To be done: Set down, in full, every record in the block.

(Records that describe figures)

——————————

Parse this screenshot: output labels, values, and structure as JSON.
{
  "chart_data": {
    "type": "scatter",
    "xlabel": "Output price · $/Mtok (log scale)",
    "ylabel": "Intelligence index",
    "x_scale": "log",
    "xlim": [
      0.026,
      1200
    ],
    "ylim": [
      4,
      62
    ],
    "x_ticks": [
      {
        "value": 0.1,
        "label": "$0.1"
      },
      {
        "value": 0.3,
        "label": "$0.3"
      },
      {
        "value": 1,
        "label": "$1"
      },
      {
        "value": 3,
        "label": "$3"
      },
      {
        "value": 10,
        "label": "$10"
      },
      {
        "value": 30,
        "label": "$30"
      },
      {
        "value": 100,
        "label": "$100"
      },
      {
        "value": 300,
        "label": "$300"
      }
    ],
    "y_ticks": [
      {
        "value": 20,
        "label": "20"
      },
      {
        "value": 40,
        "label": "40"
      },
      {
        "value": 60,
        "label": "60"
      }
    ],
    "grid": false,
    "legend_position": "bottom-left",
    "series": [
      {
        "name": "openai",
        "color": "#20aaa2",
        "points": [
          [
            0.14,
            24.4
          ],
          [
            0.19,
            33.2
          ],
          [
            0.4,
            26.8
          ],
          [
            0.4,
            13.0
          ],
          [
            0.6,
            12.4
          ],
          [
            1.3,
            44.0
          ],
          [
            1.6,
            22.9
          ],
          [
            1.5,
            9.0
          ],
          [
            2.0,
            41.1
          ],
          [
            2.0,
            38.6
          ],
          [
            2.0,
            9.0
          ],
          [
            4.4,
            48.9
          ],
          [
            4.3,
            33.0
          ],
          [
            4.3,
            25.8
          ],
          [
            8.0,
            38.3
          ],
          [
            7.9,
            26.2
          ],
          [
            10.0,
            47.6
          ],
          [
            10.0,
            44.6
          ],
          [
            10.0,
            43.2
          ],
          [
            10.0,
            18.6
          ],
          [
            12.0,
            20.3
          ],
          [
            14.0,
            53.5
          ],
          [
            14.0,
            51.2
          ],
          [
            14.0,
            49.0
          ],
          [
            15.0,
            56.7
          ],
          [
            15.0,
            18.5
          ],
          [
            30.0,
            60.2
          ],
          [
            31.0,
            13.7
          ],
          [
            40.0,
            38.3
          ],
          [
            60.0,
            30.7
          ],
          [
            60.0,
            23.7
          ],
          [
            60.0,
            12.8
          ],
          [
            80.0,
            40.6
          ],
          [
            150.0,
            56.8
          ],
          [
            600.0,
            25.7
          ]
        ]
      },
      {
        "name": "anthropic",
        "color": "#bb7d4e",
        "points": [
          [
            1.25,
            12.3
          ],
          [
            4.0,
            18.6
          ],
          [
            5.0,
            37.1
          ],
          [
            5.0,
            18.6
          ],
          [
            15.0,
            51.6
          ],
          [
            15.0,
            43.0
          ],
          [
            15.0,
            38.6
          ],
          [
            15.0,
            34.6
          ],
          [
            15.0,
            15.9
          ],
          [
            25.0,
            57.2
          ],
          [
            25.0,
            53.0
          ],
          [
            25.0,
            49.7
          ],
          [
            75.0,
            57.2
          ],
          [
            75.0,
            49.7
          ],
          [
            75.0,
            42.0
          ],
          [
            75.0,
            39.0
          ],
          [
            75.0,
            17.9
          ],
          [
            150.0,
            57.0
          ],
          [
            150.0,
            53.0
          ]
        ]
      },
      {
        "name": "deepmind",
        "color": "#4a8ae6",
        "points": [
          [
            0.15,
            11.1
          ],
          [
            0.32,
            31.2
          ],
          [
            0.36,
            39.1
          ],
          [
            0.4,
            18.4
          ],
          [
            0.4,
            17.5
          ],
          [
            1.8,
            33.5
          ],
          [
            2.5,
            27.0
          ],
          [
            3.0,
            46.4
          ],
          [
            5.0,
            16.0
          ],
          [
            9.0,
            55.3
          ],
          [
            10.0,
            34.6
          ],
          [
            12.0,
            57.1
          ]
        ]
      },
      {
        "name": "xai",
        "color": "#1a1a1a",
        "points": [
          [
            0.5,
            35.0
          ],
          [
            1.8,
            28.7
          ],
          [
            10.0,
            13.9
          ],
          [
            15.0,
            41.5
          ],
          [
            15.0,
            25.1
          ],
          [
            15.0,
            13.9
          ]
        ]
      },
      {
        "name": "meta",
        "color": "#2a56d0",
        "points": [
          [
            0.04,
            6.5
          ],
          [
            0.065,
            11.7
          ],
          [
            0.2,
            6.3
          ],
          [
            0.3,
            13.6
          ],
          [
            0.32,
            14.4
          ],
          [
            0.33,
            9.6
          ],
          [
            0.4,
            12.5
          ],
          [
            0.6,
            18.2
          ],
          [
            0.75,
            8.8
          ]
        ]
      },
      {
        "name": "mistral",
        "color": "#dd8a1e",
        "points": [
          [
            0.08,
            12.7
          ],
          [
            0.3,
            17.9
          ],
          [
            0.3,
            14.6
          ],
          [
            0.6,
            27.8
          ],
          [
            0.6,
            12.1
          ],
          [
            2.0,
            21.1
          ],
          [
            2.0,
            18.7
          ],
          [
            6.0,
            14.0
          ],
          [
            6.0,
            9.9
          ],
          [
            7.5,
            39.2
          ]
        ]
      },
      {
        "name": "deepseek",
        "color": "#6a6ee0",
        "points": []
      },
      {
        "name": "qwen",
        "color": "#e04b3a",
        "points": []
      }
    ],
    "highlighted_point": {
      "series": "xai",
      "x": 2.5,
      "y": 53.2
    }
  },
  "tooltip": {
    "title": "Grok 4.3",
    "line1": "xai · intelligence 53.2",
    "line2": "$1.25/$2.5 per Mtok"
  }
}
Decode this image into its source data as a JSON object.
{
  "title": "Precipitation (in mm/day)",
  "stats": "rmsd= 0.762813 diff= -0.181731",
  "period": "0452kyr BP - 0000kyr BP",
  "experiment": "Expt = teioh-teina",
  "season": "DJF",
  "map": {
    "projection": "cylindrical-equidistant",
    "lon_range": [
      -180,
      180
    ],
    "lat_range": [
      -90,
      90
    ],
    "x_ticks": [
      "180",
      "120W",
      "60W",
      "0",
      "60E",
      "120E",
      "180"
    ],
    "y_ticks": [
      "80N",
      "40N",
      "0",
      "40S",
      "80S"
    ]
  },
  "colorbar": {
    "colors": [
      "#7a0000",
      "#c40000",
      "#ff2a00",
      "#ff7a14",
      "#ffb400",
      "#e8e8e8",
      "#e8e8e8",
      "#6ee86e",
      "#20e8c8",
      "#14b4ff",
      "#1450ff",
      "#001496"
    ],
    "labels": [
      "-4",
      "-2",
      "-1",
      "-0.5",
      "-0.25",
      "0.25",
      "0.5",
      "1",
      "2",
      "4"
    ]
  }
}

——————————

Expected answer:
Parse this screenshot: output labels, values, and structure as JSON.
{
  "chart_data": {
    "type": "scatter",
    "xlabel": "Output price · $/Mtok (log scale)",
    "ylabel": "Intelligence index",
    "x_scale": "log",
    "xlim": [
      0.026,
      1200
    ],
    "ylim": [
      4,
      62
    ],
    "x_ticks": [
      {
        "value": 0.1,
        "label": "$0.1"
      },
      {
        "value": 0.3,
        "label": "$0.3"
      },
      {
        "value": 1,
        "label": "$1"
      },
      {
        "value": 3,
        "label": "$3"
      },
      {
        "value": 10,
        "label": "$10"
      },
      {
        "value": 30,
        "label": "$30"
      },
      {
        "value": 100,
        "label": "$100"
      },
      {
        "value": 300,
        "label": "$300"
      }
    ],
    "y_ticks": [
      {
        "value": 20,
        "label": "20"
      },
      {
        "value": 40,
        "label": "40"
      },
      {
        "value": 60,
        "label": "60"
      }
    ],
    "grid": false,
    "legend_position": "bottom-left",
    "series": [
      {
        "name": "openai",
        "color": "#20aaa2",
        "points": [
          [
            0.14,
            24.4
          ],
          [
            0.19,
            33.2
          ],
          [
            0.4,
            26.8
          ],
          [
            0.4,
            13.0
          ],
          [
            0.6,
            12.4
          ],
          [
            1.3,
            44.0
          ],
          [
            1.6,
            22.9
          ],
          [
            1.5,
            9.0
          ],
          [
            2.0,
            41.1
          ],
          [
            2.0,
            38.6
          ],
          [
            2.0,
            9.0
          ],
          [
            4.4,
            48.9
          ],
          [
            4.3,
            33.0
          ],
          [
            4.3,
            25.8
          ],
          [
            8.0,
            38.3
          ],
          [
            7.9,
            26.2
          ],
          [
            10.0,
            47.6
          ],
          [
            10.0,
            44.6
          ],
          [
            10.0,
            43.2
          ],
          [
            10.0,
            18.6
          ],
          [
            12.0,
            20.3
          ],
          [
            14.0,
            53.5
          ],
          [
            14.0,
            51.2
          ],
          [
            14.0,
            49.0
          ],
          [
            15.0,
            56.7
          ],
          [
            15.0,
            18.5
          ],
          [
            30.0,
            60.2
          ],
          [
            31.0,
            13.7
          ],
          [
            40.0,
            38.3
          ],
          [
            60.0,
            30.7
          ],
          [
            60.0,
            23.7
          ],
          [
            60.0,
            12.8
          ],
          [
            80.0,
            40.6
          ],
          [
            150.0,
            56.8
          ],
          [
            600.0,
            25.7
          ]
        ]
      },
      {
        "name": "anthropic",
        "color": "#bb7d4e",
        "points": [
          [
            1.25,
            12.3
          ],
          [
            4.0,
            18.6
          ],
          [
            5.0,
            37.1
          ],
          [
            5.0,
            18.6
          ],
          [
            15.0,
            51.6
          ],
          [
            15.0,
            43.0
          ],
          [
            15.0,
            38.6
          ],
          [
            15.0,
            34.6
          ],
          [
            15.0,
            15.9
          ],
          [
            25.0,
            57.2
          ],
          [
            25.0,
            53.0
          ],
          [
            25.0,
            49.7
          ],
          [
            75.0,
            57.2
          ],
          [
            75.0,
            49.7
          ],
          [
            75.0,
            42.0
          ],
          [
            75.0,
            39.0
          ],
          [
            75.0,
            17.9
          ],
          [
            150.0,
            57.0
          ],
          [
            150.0,
            53.0
          ]
        ]
      },
      {
        "name": "deepmind",
        "color": "#4a8ae6",
        "points": [
          [
            0.15,
            11.1
          ],
          [
            0.32,
            31.2
          ],
          [
            0.36,
            39.1
          ],
          [
            0.4,
            18.4
          ],
          [
            0.4,
            17.5
          ],
          [
            1.8,
            33.5
          ],
          [
            2.5,
            27.0
          ],
          [
            3.0,
            46.4
          ],
          [
            5.0,
            16.0
          ],
          [
            9.0,
            55.3
          ],
          [
            10.0,
            34.6
          ],
          [
            12.0,
            57.1
          ]
        ]
      },
      {
        "name": "xai",
        "color": "#1a1a1a",
        "points": [
          [
            0.5,
            35.0
          ],
          [
            1.8,
            28.7
          ],
          [
            10.0,
            13.9
          ],
          [
            15.0,
            41.5
          ],
          [
            15.0,
            25.1
          ],
          [
            15.0,
            13.9
          ]
        ]
      },
      {
        "name": "meta",
        "color": "#2a56d0",
        "points": [
          [
            0.04,
            6.5
          ],
          [
            0.065,
            11.7
          ],
          [
            0.2,
            6.3
          ],
          [
            0.3,
            13.6
          ],
          [
            0.32,
            14.4
          ],
          [
            0.33,
            9.6
          ],
          [
            0.4,
            12.5
          ],
          [
            0.6,
            18.2
          ],
          [
            0.75,
            8.8
          ]
        ]
      },
      {
        "name": "mistral",
        "color": "#dd8a1e",
        "points": [
          [
            0.08,
            12.7
          ],
          [
            0.3,
            17.9
          ],
          [
            0.3,
            14.6
          ],
          [
            0.6,
            27.8
          ],
          [
            0.6,
            12.1
          ],
          [
            2.0,
            21.1
          ],
          [
            2.0,
            18.7
          ],
          [
            6.0,
            14.0
          ],
          [
            6.0,
            9.9
          ],
          [
            7.5,
            39.2
          ]
        ]
      },
      {
        "name": "deepseek",
        "color": "#6a6ee0",
        "points": []
      },
      {
        "name": "qwen",
        "color": "#e04b3a",
        "points": []
      }
    ],
    "highlighted_point": {
      "series": "xai",
      "x": 2.5,
      "y": 53.2
    }
  },
  "tooltip": {
    "title": "Grok 4.3",
    "line1": "xai · intelligence 53.2",
    "line2": "$1.25/$2.5 per Mtok"
  }
}
Decode this image into its source data as a JSON object.
{
  "title": "Precipitation (in mm/day)",
  "stats": "rmsd= 0.762813 diff= -0.181731",
  "period": "0452kyr BP - 0000kyr BP",
  "experiment": "Expt = teioh-teina",
  "season": "DJF",
  "map": {
    "projection": "cylindrical-equidistant",
    "lon_range": [
      -180,
      180
    ],
    "lat_range": [
      -90,
      90
    ],
    "x_ticks": [
      "180",
      "120W",
      "60W",
      "0",
      "60E",
      "120E",
      "180"
    ],
    "y_ticks": [
      "80N",
      "40N",
      "0",
      "40S",
      "80S"
    ]
  },
  "colorbar": {
    "colors": [
      "#7a0000",
      "#c40000",
      "#ff2a00",
      "#ff7a14",
      "#ffb400",
      "#e8e8e8",
      "#e8e8e8",
      "#6ee86e",
      "#20e8c8",
      "#14b4ff",
      "#1450ff",
      "#001496"
    ],
    "labels": [
      "-4",
      "-2",
      "-1",
      "-0.5",
      "-0.25",
      "0.25",
      "0.5",
      "1",
      "2",
      "4"
    ]
  }
}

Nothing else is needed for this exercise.